Required work: Without the images, output each record below as it stands.
------ Data section ------
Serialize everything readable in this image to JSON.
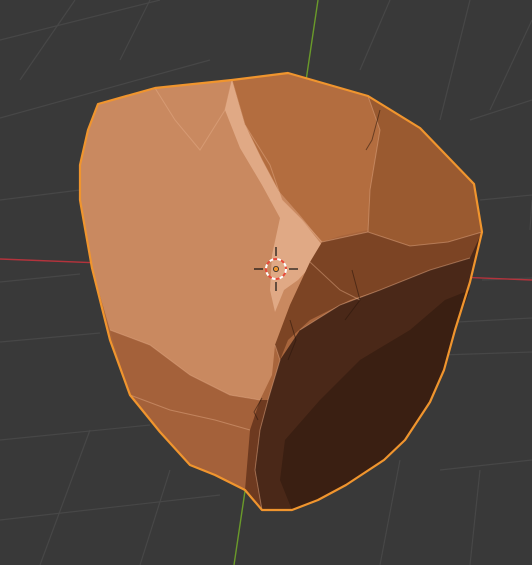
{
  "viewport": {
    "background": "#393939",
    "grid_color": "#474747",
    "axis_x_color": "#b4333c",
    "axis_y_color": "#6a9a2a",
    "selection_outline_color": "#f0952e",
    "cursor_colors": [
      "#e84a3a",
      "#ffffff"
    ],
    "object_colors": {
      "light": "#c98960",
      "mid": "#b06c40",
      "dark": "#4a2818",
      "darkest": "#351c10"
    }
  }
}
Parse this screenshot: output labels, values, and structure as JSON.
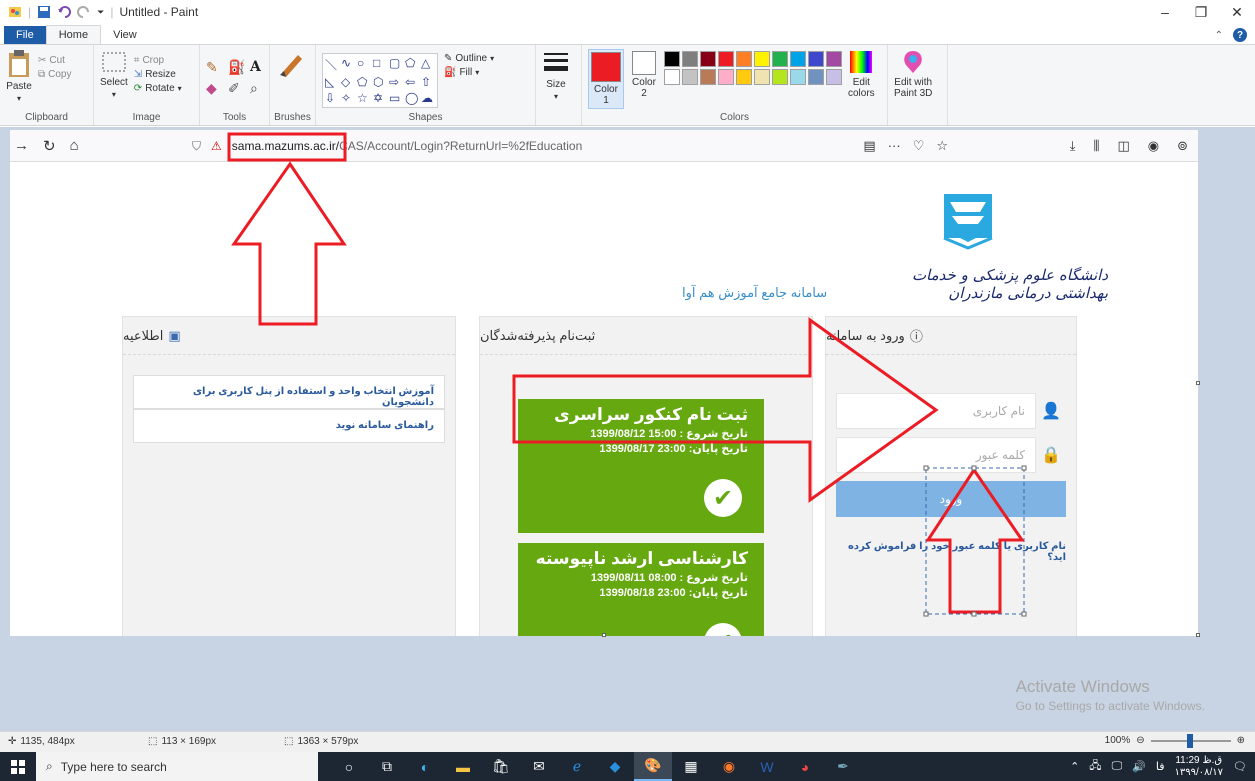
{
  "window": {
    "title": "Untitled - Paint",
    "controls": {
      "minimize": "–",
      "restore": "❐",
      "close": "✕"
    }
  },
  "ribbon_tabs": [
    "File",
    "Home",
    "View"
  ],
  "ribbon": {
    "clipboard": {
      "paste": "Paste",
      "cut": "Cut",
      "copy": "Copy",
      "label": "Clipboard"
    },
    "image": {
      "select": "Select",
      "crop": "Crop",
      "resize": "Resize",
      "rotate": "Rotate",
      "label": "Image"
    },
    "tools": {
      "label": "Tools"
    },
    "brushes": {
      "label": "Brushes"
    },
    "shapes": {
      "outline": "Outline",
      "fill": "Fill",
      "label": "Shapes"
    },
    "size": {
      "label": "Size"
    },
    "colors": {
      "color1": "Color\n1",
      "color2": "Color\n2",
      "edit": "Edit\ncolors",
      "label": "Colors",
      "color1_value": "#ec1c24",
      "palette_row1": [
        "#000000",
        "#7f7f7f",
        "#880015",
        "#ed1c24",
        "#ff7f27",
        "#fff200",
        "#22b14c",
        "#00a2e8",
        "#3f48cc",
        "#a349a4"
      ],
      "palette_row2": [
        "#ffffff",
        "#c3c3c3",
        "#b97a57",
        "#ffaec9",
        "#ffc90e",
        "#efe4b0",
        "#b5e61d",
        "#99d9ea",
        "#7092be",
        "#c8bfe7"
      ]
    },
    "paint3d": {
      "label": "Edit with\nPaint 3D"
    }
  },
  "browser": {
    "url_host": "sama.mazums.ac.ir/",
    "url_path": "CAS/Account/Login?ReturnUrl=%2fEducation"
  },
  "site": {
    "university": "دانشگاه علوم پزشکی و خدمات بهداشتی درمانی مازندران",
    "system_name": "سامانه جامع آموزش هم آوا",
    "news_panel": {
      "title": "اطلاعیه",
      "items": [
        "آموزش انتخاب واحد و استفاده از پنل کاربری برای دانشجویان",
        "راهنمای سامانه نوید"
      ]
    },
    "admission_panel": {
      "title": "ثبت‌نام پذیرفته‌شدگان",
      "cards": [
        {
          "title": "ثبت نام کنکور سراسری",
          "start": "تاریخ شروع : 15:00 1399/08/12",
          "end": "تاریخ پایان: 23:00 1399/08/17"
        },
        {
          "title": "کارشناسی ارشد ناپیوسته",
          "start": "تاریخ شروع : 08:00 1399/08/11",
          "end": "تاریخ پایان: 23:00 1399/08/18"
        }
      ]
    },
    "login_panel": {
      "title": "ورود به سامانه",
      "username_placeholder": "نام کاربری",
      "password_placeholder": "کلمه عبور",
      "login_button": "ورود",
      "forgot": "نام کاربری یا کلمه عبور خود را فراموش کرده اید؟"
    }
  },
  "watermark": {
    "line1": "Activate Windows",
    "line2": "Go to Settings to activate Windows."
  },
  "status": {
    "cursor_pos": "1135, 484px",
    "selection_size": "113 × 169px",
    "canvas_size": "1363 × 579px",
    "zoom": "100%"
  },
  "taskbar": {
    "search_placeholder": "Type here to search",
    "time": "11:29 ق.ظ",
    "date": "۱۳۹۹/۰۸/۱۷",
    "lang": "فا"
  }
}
------
The completed task:
Serialize everything readable in this image to JSON.
{
  "viewport": {
    "background": "#393939",
    "grid_color": "#474747",
    "axis_x_color": "#b4333c",
    "axis_y_color": "#6a9a2a",
    "selection_outline_color": "#f0952e",
    "cursor_colors": [
      "#e84a3a",
      "#ffffff"
    ],
    "object_colors": {
      "light": "#c98960",
      "mid": "#b06c40",
      "dark": "#4a2818",
      "darkest": "#351c10"
    }
  }
}
Parse this screenshot: output labels, values, and structure as JSON.
{
  "window": {
    "title": "Untitled - Paint",
    "controls": {
      "minimize": "–",
      "restore": "❐",
      "close": "✕"
    }
  },
  "ribbon_tabs": [
    "File",
    "Home",
    "View"
  ],
  "ribbon": {
    "clipboard": {
      "paste": "Paste",
      "cut": "Cut",
      "copy": "Copy",
      "label": "Clipboard"
    },
    "image": {
      "select": "Select",
      "crop": "Crop",
      "resize": "Resize",
      "rotate": "Rotate",
      "label": "Image"
    },
    "tools": {
      "label": "Tools"
    },
    "brushes": {
      "label": "Brushes"
    },
    "shapes": {
      "outline": "Outline",
      "fill": "Fill",
      "label": "Shapes"
    },
    "size": {
      "label": "Size"
    },
    "colors": {
      "color1": "Color\n1",
      "color2": "Color\n2",
      "edit": "Edit\ncolors",
      "label": "Colors",
      "color1_value": "#ec1c24",
      "palette_row1": [
        "#000000",
        "#7f7f7f",
        "#880015",
        "#ed1c24",
        "#ff7f27",
        "#fff200",
        "#22b14c",
        "#00a2e8",
        "#3f48cc",
        "#a349a4"
      ],
      "palette_row2": [
        "#ffffff",
        "#c3c3c3",
        "#b97a57",
        "#ffaec9",
        "#ffc90e",
        "#efe4b0",
        "#b5e61d",
        "#99d9ea",
        "#7092be",
        "#c8bfe7"
      ]
    },
    "paint3d": {
      "label": "Edit with\nPaint 3D"
    }
  },
  "browser": {
    "url_host": "sama.mazums.ac.ir/",
    "url_path": "CAS/Account/Login?ReturnUrl=%2fEducation"
  },
  "site": {
    "university": "دانشگاه علوم پزشکی و خدمات بهداشتی درمانی مازندران",
    "system_name": "سامانه جامع آموزش هم آوا",
    "news_panel": {
      "title": "اطلاعیه",
      "items": [
        "آموزش انتخاب واحد و استفاده از پنل کاربری برای دانشجویان",
        "راهنمای سامانه نوید"
      ]
    },
    "admission_panel": {
      "title": "ثبت‌نام پذیرفته‌شدگان",
      "cards": [
        {
          "title": "ثبت نام کنکور سراسری",
          "start": "تاریخ شروع : 15:00 1399/08/12",
          "end": "تاریخ پایان: 23:00 1399/08/17"
        },
        {
          "title": "کارشناسی ارشد ناپیوسته",
          "start": "تاریخ شروع : 08:00 1399/08/11",
          "end": "تاریخ پایان: 23:00 1399/08/18"
        }
      ]
    },
    "login_panel": {
      "title": "ورود به سامانه",
      "username_placeholder": "نام کاربری",
      "password_placeholder": "کلمه عبور",
      "login_button": "ورود",
      "forgot": "نام کاربری یا کلمه عبور خود را فراموش کرده اید؟"
    }
  },
  "watermark": {
    "line1": "Activate Windows",
    "line2": "Go to Settings to activate Windows."
  },
  "status": {
    "cursor_pos": "1135, 484px",
    "selection_size": "113 × 169px",
    "canvas_size": "1363 × 579px",
    "zoom": "100%"
  },
  "taskbar": {
    "search_placeholder": "Type here to search",
    "time": "11:29 ق.ظ",
    "date": "۱۳۹۹/۰۸/۱۷",
    "lang": "فا"
  }
}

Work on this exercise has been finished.